Across the listing below, count the lines that mention the string "допускается". Reply with the figure only.

──────────────────────────────

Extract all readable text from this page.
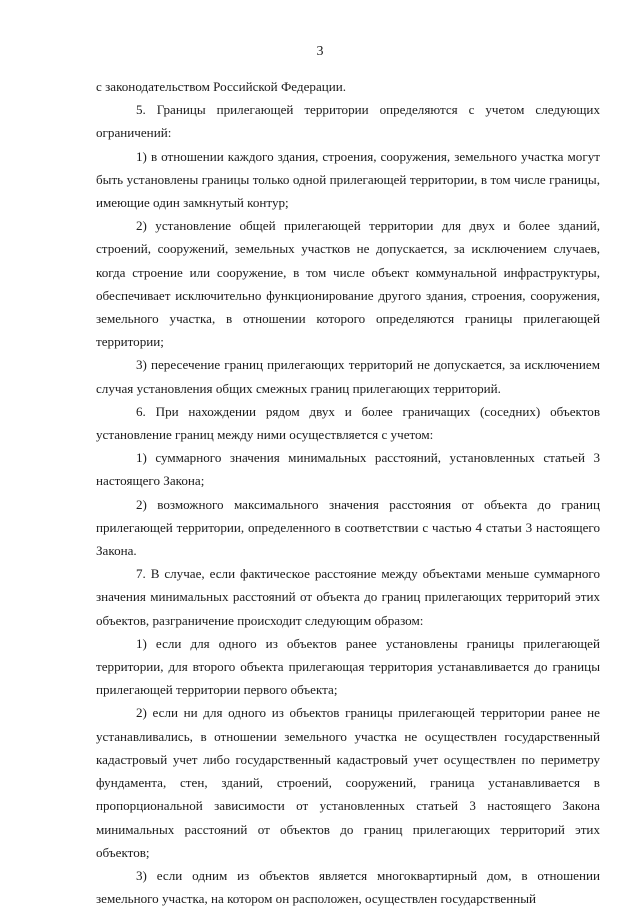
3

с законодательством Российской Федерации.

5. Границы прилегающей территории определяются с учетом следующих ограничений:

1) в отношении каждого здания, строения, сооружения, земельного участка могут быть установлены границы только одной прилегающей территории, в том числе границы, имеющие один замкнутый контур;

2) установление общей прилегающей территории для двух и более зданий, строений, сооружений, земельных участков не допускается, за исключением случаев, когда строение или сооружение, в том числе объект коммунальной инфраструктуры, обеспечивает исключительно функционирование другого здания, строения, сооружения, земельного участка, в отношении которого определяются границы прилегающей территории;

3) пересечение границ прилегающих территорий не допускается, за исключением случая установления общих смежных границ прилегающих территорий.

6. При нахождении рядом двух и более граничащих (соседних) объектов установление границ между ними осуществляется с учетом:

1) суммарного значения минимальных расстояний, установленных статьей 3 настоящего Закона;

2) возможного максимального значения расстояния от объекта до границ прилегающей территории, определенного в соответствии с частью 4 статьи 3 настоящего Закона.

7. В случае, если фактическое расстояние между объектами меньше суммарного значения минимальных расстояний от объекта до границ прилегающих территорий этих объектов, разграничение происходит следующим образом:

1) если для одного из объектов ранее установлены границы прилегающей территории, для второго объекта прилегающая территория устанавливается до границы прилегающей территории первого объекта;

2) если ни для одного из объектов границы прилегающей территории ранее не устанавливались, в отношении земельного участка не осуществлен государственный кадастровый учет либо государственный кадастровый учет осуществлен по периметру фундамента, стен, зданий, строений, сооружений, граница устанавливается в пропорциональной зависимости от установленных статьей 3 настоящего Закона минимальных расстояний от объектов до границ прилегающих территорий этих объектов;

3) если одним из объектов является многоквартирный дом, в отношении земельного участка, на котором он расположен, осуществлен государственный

──────────────────────────────

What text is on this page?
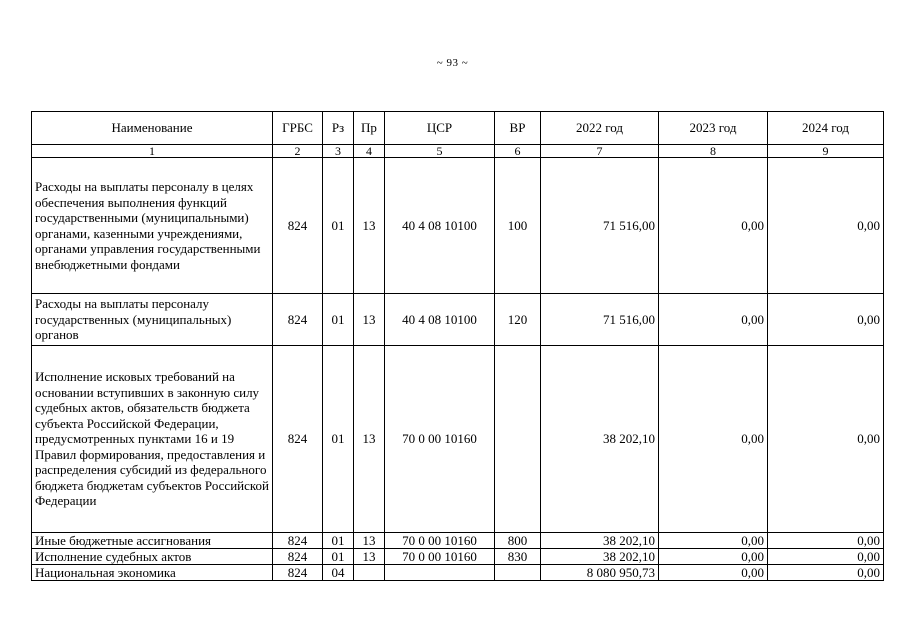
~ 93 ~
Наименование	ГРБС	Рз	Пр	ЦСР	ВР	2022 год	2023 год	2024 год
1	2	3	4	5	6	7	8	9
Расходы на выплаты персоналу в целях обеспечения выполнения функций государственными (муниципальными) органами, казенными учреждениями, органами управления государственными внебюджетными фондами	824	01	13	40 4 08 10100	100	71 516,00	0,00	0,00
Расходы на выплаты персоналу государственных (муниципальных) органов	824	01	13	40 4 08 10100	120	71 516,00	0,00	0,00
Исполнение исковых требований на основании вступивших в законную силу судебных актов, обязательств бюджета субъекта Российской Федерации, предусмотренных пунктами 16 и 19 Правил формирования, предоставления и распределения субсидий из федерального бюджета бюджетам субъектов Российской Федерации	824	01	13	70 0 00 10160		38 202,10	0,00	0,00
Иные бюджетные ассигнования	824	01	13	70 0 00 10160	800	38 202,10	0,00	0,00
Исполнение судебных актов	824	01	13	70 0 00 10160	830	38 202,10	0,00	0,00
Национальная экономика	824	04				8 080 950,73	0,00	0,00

──────────────────────────────

* **Finished answer**
2